WORK INSTRUCTIONS: Reproduce the listing below verbatim.

ITEMS:
○ ○ ○ ○
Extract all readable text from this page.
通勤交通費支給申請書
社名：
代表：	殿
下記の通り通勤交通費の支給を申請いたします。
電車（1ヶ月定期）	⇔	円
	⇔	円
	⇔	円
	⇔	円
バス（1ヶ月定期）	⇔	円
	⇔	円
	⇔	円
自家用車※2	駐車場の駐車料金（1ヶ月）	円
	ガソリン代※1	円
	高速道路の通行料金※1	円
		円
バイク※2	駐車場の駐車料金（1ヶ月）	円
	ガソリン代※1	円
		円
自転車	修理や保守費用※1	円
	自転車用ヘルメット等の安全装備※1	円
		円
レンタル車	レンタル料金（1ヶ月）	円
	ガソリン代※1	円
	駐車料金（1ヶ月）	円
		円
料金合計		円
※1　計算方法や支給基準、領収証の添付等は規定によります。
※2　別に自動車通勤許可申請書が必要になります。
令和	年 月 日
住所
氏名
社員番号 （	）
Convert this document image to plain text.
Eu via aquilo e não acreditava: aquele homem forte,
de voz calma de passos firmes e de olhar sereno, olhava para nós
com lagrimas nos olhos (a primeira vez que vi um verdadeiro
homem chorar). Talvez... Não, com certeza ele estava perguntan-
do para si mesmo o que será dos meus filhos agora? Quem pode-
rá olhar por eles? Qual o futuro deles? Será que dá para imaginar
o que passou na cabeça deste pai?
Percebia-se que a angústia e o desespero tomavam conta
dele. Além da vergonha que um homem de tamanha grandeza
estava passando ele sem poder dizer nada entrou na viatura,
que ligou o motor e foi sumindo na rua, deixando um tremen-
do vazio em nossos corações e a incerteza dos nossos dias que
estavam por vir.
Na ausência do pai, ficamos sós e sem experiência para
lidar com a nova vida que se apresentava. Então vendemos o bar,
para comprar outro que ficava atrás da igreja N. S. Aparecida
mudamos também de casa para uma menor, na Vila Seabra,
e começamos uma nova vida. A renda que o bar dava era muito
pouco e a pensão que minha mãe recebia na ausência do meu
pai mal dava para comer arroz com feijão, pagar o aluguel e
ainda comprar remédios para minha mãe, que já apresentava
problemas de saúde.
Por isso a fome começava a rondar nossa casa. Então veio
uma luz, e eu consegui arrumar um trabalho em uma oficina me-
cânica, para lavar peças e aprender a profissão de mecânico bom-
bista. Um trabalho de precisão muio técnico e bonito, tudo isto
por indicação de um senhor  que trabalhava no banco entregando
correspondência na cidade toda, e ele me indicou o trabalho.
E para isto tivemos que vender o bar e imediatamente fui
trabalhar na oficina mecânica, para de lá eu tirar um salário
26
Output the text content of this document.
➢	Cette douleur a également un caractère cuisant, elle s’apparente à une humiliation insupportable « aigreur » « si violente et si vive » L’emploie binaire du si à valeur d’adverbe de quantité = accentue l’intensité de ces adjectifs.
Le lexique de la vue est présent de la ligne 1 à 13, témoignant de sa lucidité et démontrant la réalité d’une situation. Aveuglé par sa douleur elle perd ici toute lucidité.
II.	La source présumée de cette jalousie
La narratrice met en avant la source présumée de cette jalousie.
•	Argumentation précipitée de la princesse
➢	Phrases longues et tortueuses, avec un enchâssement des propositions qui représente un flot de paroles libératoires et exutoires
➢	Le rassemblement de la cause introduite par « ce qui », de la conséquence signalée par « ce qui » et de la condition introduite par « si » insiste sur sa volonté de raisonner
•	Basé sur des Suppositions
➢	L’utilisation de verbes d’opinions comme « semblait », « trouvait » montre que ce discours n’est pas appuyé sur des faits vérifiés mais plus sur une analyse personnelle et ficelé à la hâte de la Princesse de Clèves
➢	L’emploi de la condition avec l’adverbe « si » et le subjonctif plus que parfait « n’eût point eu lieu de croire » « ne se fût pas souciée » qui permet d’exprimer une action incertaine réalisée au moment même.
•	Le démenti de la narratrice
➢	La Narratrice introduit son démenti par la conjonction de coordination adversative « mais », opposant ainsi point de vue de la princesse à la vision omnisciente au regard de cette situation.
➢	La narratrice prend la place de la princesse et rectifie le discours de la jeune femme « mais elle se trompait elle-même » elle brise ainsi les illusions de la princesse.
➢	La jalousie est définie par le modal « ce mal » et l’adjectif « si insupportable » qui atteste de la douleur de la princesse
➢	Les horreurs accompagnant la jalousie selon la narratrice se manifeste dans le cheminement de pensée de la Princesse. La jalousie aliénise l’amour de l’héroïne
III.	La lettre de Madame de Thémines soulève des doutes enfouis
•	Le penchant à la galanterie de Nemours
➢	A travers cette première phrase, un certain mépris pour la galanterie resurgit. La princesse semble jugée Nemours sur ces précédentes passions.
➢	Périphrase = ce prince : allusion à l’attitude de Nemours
○ ○ ○ ○
REPLY TO THE TASK:
Extract all readable text from this page.
通勤交通費支給申請書
社名：
代表：	殿
下記の通り通勤交通費の支給を申請いたします。
電車（1ヶ月定期）	⇔	円
	⇔	円
	⇔	円
	⇔	円
バス（1ヶ月定期）	⇔	円
	⇔	円
	⇔	円
自家用車※2	駐車場の駐車料金（1ヶ月）	円
	ガソリン代※1	円
	高速道路の通行料金※1	円
		円
バイク※2	駐車場の駐車料金（1ヶ月）	円
	ガソリン代※1	円
		円
自転車	修理や保守費用※1	円
	自転車用ヘルメット等の安全装備※1	円
		円
レンタル車	レンタル料金（1ヶ月）	円
	ガソリン代※1	円
	駐車料金（1ヶ月）	円
		円
料金合計		円
※1　計算方法や支給基準、領収証の添付等は規定によります。
※2　別に自動車通勤許可申請書が必要になります。
令和	年 月 日
住所
氏名
社員番号 （	）
Convert this document image to plain text.
Eu via aquilo e não acreditava: aquele homem forte,
de voz calma de passos firmes e de olhar sereno, olhava para nós
com lagrimas nos olhos (a primeira vez que vi um verdadeiro
homem chorar). Talvez... Não, com certeza ele estava perguntan-
do para si mesmo o que será dos meus filhos agora? Quem pode-
rá olhar por eles? Qual o futuro deles? Será que dá para imaginar
o que passou na cabeça deste pai?
Percebia-se que a angústia e o desespero tomavam conta
dele. Além da vergonha que um homem de tamanha grandeza
estava passando ele sem poder dizer nada entrou na viatura,
que ligou o motor e foi sumindo na rua, deixando um tremen-
do vazio em nossos corações e a incerteza dos nossos dias que
estavam por vir.
Na ausência do pai, ficamos sós e sem experiência para
lidar com a nova vida que se apresentava. Então vendemos o bar,
para comprar outro que ficava atrás da igreja N. S. Aparecida
mudamos também de casa para uma menor, na Vila Seabra,
e começamos uma nova vida. A renda que o bar dava era muito
pouco e a pensão que minha mãe recebia na ausência do meu
pai mal dava para comer arroz com feijão, pagar o aluguel e
ainda comprar remédios para minha mãe, que já apresentava
problemas de saúde.
Por isso a fome começava a rondar nossa casa. Então veio
uma luz, e eu consegui arrumar um trabalho em uma oficina me-
cânica, para lavar peças e aprender a profissão de mecânico bom-
bista. Um trabalho de precisão muio técnico e bonito, tudo isto
por indicação de um senhor  que trabalhava no banco entregando
correspondência na cidade toda, e ele me indicou o trabalho.
E para isto tivemos que vender o bar e imediatamente fui
trabalhar na oficina mecânica, para de lá eu tirar um salário
26
Output the text content of this document.
➢	Cette douleur a également un caractère cuisant, elle s’apparente à une humiliation insupportable « aigreur » « si violente et si vive » L’emploie binaire du si à valeur d’adverbe de quantité = accentue l’intensité de ces adjectifs.
Le lexique de la vue est présent de la ligne 1 à 13, témoignant de sa lucidité et démontrant la réalité d’une situation. Aveuglé par sa douleur elle perd ici toute lucidité.
II.	La source présumée de cette jalousie
La narratrice met en avant la source présumée de cette jalousie.
•	Argumentation précipitée de la princesse
➢	Phrases longues et tortueuses, avec un enchâssement des propositions qui représente un flot de paroles libératoires et exutoires
➢	Le rassemblement de la cause introduite par « ce qui », de la conséquence signalée par « ce qui » et de la condition introduite par « si » insiste sur sa volonté de raisonner
•	Basé sur des Suppositions
➢	L’utilisation de verbes d’opinions comme « semblait », « trouvait » montre que ce discours n’est pas appuyé sur des faits vérifiés mais plus sur une analyse personnelle et ficelé à la hâte de la Princesse de Clèves
➢	L’emploi de la condition avec l’adverbe « si » et le subjonctif plus que parfait « n’eût point eu lieu de croire » « ne se fût pas souciée » qui permet d’exprimer une action incertaine réalisée au moment même.
•	Le démenti de la narratrice
➢	La Narratrice introduit son démenti par la conjonction de coordination adversative « mais », opposant ainsi point de vue de la princesse à la vision omnisciente au regard de cette situation.
➢	La narratrice prend la place de la princesse et rectifie le discours de la jeune femme « mais elle se trompait elle-même » elle brise ainsi les illusions de la princesse.
➢	La jalousie est définie par le modal « ce mal » et l’adjectif « si insupportable » qui atteste de la douleur de la princesse
➢	Les horreurs accompagnant la jalousie selon la narratrice se manifeste dans le cheminement de pensée de la Princesse. La jalousie aliénise l’amour de l’héroïne
III.	La lettre de Madame de Thémines soulève des doutes enfouis
•	Le penchant à la galanterie de Nemours
➢	A travers cette première phrase, un certain mépris pour la galanterie resurgit. La princesse semble jugée Nemours sur ces précédentes passions.
➢	Périphrase = ce prince : allusion à l’attitude de Nemours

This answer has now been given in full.